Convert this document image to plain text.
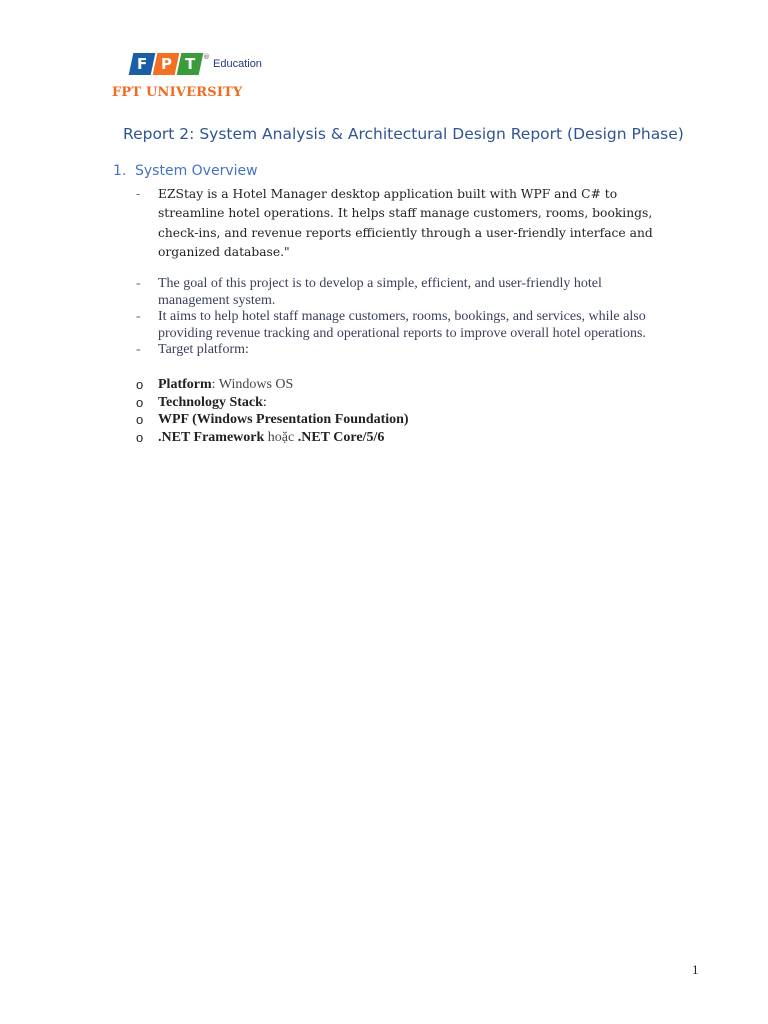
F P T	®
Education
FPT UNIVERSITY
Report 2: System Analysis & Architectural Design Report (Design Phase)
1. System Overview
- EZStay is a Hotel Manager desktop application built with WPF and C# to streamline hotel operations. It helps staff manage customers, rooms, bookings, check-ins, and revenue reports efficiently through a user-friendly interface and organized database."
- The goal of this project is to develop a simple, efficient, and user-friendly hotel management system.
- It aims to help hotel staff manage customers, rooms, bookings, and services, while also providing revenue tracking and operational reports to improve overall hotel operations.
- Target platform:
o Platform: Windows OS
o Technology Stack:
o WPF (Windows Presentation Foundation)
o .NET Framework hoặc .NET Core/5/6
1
++++++++++++++++++++
Stated exercise:
Your task is to repeat the material above exactly, without its pictures.

Response:
Convert this document image to plain text.
F P T	®
Education
FPT UNIVERSITY
Report 2: System Analysis & Architectural Design Report (Design Phase)
1. System Overview
- EZStay is a Hotel Manager desktop application built with WPF and C# to streamline hotel operations. It helps staff manage customers, rooms, bookings, check-ins, and revenue reports efficiently through a user-friendly interface and organized database."
- The goal of this project is to develop a simple, efficient, and user-friendly hotel management system.
- It aims to help hotel staff manage customers, rooms, bookings, and services, while also providing revenue tracking and operational reports to improve overall hotel operations.
- Target platform:
o Platform: Windows OS
o Technology Stack:
o WPF (Windows Presentation Foundation)
o .NET Framework hoặc .NET Core/5/6
1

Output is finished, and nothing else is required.